[Collected data]
* * * * * * * * *
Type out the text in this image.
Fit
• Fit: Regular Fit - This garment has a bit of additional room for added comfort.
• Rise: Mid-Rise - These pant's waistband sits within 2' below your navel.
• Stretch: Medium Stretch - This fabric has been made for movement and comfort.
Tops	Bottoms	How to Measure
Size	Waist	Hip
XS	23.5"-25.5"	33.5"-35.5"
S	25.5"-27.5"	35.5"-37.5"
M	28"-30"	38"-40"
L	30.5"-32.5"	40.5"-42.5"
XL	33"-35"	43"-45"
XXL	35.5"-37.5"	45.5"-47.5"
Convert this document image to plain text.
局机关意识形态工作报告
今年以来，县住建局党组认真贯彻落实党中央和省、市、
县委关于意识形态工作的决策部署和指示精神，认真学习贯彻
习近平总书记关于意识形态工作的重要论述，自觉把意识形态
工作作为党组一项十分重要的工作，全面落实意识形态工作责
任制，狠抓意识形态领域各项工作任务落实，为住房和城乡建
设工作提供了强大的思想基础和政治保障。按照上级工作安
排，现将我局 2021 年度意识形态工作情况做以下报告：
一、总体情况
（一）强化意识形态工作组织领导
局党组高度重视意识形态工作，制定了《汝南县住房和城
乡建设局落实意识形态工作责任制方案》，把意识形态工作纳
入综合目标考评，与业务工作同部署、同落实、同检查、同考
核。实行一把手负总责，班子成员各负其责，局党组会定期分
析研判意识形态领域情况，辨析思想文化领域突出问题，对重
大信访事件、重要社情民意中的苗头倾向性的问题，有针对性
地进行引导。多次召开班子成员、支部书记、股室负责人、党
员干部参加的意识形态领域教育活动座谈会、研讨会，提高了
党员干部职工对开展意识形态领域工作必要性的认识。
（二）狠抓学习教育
* * * * * * * * *
__Problem requirements__. Repeat all the records. Match each line exactly.

__Task output__.
Type out the text in this image.
Fit
• Fit: Regular Fit - This garment has a bit of additional room for added comfort.
• Rise: Mid-Rise - These pant's waistband sits within 2' below your navel.
• Stretch: Medium Stretch - This fabric has been made for movement and comfort.
Tops	Bottoms	How to Measure
Size	Waist	Hip
XS	23.5"-25.5"	33.5"-35.5"
S	25.5"-27.5"	35.5"-37.5"
M	28"-30"	38"-40"
L	30.5"-32.5"	40.5"-42.5"
XL	33"-35"	43"-45"
XXL	35.5"-37.5"	45.5"-47.5"
Convert this document image to plain text.
局机关意识形态工作报告
今年以来，县住建局党组认真贯彻落实党中央和省、市、
县委关于意识形态工作的决策部署和指示精神，认真学习贯彻
习近平总书记关于意识形态工作的重要论述，自觉把意识形态
工作作为党组一项十分重要的工作，全面落实意识形态工作责
任制，狠抓意识形态领域各项工作任务落实，为住房和城乡建
设工作提供了强大的思想基础和政治保障。按照上级工作安
排，现将我局 2021 年度意识形态工作情况做以下报告：
一、总体情况
（一）强化意识形态工作组织领导
局党组高度重视意识形态工作，制定了《汝南县住房和城
乡建设局落实意识形态工作责任制方案》，把意识形态工作纳
入综合目标考评，与业务工作同部署、同落实、同检查、同考
核。实行一把手负总责，班子成员各负其责，局党组会定期分
析研判意识形态领域情况，辨析思想文化领域突出问题，对重
大信访事件、重要社情民意中的苗头倾向性的问题，有针对性
地进行引导。多次召开班子成员、支部书记、股室负责人、党
员干部参加的意识形态领域教育活动座谈会、研讨会，提高了
党员干部职工对开展意识形态领域工作必要性的认识。
（二）狠抓学习教育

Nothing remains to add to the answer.